**** ENTRIES SHOWN ****

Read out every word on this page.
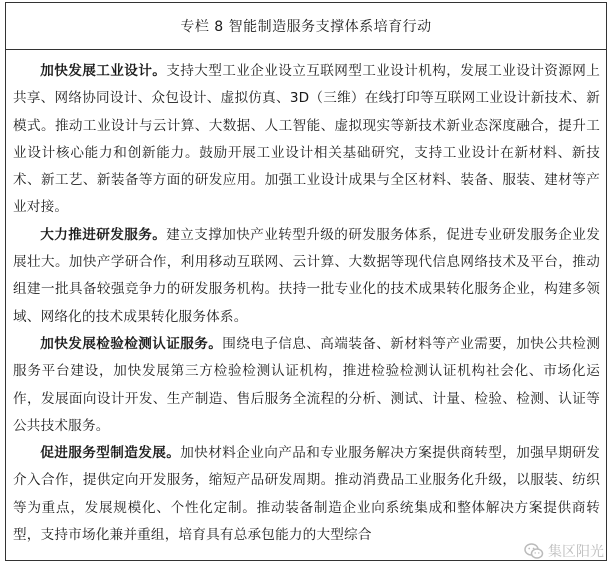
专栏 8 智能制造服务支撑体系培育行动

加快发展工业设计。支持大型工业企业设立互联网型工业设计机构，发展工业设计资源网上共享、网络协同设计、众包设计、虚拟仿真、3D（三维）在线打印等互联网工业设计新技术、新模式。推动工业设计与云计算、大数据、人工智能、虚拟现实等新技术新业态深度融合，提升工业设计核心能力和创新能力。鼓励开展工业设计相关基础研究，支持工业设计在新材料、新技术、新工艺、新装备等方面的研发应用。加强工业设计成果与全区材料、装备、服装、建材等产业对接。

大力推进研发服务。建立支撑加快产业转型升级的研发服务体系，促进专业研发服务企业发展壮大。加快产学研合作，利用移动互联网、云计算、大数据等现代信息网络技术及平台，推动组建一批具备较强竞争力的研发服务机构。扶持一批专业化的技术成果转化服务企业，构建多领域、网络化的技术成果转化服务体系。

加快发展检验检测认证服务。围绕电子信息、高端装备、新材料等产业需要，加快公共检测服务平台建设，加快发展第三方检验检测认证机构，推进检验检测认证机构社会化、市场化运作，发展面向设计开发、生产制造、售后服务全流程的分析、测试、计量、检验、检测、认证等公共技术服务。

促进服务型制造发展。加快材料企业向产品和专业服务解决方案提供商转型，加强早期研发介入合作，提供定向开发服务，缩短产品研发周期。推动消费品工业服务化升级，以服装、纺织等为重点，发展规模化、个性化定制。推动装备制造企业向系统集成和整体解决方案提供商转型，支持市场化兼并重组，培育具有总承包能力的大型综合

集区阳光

****
**** ENTRIES SHOWN ****

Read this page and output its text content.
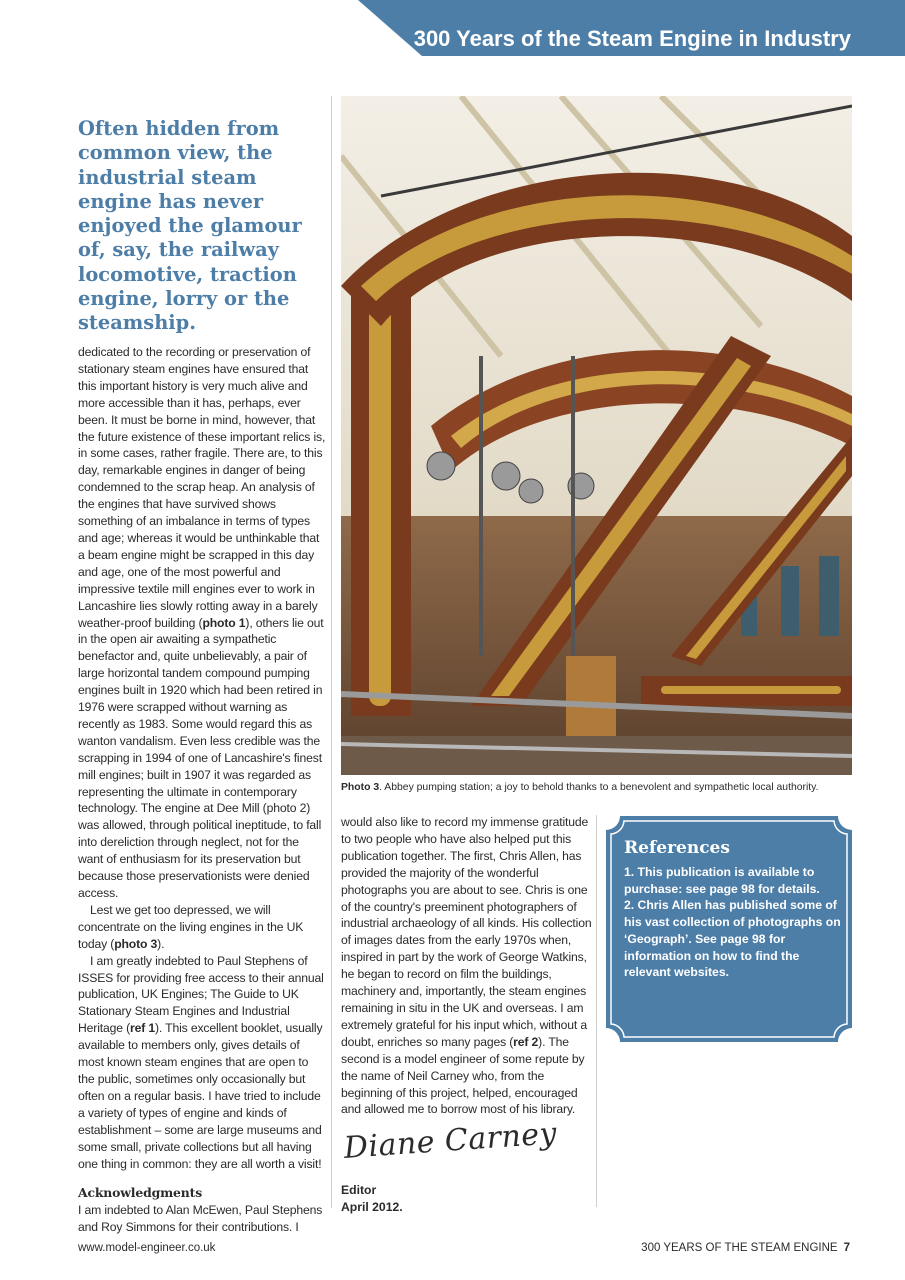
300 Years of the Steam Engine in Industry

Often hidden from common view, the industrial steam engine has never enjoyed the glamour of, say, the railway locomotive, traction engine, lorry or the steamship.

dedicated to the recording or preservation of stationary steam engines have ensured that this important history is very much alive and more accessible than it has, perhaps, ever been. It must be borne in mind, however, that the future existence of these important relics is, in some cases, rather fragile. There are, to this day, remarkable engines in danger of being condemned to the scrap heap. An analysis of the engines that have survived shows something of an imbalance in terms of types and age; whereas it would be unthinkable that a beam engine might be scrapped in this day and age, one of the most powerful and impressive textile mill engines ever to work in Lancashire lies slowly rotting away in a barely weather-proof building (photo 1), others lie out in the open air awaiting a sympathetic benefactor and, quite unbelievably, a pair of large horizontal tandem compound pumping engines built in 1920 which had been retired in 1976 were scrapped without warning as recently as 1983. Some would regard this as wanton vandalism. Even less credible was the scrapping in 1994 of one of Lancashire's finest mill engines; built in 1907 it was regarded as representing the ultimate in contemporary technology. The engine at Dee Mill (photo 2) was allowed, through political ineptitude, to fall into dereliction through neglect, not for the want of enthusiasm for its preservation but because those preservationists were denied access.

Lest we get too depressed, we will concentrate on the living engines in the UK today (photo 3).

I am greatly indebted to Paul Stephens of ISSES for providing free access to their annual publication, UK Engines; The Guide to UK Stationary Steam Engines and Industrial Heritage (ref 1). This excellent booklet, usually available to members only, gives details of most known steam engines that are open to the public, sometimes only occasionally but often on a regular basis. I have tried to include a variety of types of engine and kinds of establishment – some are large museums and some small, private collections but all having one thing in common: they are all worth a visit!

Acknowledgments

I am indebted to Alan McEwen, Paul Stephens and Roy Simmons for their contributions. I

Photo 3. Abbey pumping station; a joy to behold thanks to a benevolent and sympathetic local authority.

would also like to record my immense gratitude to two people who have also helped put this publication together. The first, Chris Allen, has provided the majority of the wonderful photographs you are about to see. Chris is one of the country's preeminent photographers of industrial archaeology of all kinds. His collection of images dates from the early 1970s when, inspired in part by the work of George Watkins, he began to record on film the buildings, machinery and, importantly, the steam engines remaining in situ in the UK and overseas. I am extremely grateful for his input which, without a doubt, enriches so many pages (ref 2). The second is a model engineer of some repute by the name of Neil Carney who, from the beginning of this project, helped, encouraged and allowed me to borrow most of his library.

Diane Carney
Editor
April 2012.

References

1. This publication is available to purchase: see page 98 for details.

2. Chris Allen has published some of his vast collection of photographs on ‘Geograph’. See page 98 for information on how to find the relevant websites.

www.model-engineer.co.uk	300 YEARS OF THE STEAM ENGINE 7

****

**TASK TO CARRY OUT:**
Calculate how many lines of the material include the string "indebted", and state that number by itself.

**WORKED SOLUTION:**
2